__TEXT SECTION__
* START *
Tecumseh  is a town in Essex County in Southwestern Ontario, Canada. It is on Lake St. Clair east of Windsor and had a population of 23,229 at the 2016 census. It is part of the Windsor census metropolitan area, and is a part of the Windsor-Essex County region along with Amherstburg, Kingsville, Lakeshore, LaSalle and Leamington. Tecumseh was originally a Franco-Ontarian settlement.

Food processing is a major industry in Tecumseh, as Bonduelle owns a food processing plant near the town. The plant was built by Green Giant in 1931. Green Giant sold the plant in the late 1990s to Family Tradition Foods, who sold it to Carrière Foods in 2006. Carrière Foods was purchased in 2007 by Bonduelle.

The Tecumseh Corn Festival has been recognized as one of the Top 50 Festivals in Ontario by Festivals and Events Ontario.

Tecumseh is surrounded by Lake Erie, Lake St. Clair and the Detroit River. Detroit is easily accessible to Tecumseh residents by the Ambassador Bridge or the Detroit–Windsor Tunnel, both of which are located within the neighbouring municipality of Windsor.

The town is named after Tecumseh, an 18th-century Shawnee chief and warrior who promoted resistance to the expansion of the United States onto Native American lands.

History

The building of St.Anne’s church on the corner of Lesperance and Tecumseh Road in 1858 was the start of the Village of Tecumseh. Settled by a few French families of they Detroit River. Land Grants to Charles Lesperance in 1796 from the British Administrators of the District of Hess is Tecumseh’s start. Later the building of the Great Western Railway brought job seekers and more settlement. The town became an important railway depot and stopover for travellers. County residents took horse and buggy into Tecumseh and then transferred onto the train, journeying by rail the rest of the way into Windsor. Several hotels were established in Tecumseh to accommodate travellers. The Bedell Hotel, the Soulliere Inn, the Hebert and the Hotel Perreault were some of the places most frequented by travellers and locals alike.
* END *
__STATED PROBLEM__
Could you reproduce the passage on Tecumseh, Ontario word for word, beginning at the words "The building of St.Anne’s" and stopping after "and locals alike."?

__AVAILABLE DATA__
* START *
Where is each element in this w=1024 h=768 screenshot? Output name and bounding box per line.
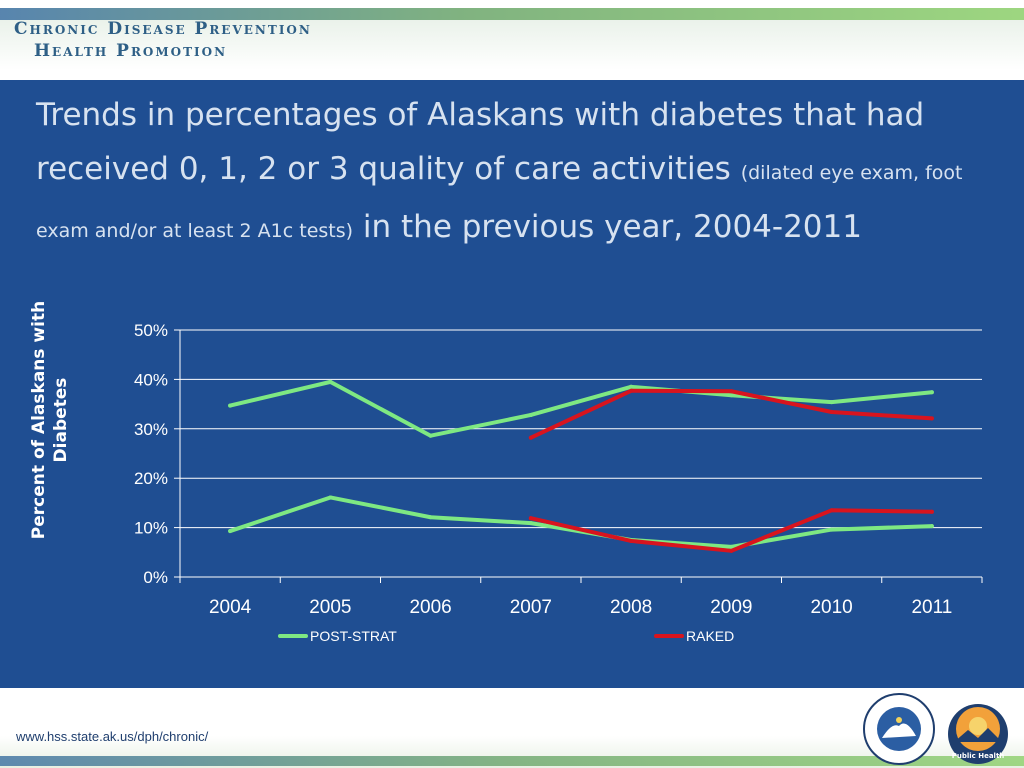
* END *
__WORKED ANSWER__
The building of St.Anne’s church on the corner of Lesperance and Tecumseh Road in 1858 was the start of the Village of Tecumseh. Settled by a few French families of they Detroit River. Land Grants to Charles Lesperance in 1796 from the British Administrators of the District of Hess is Tecumseh’s start. Later the building of the Great Western Railway brought job seekers and more settlement. The town became an important railway depot and stopover for travellers. County residents took horse and buggy into Tecumseh and then transferred onto the train, journeying by rail the rest of the way into Windsor. Several hotels were established in Tecumseh to accommodate travellers. The Bedell Hotel, the Soulliere Inn, the Hebert and the Hotel Perreault were some of the places most frequented by travellers and locals alike.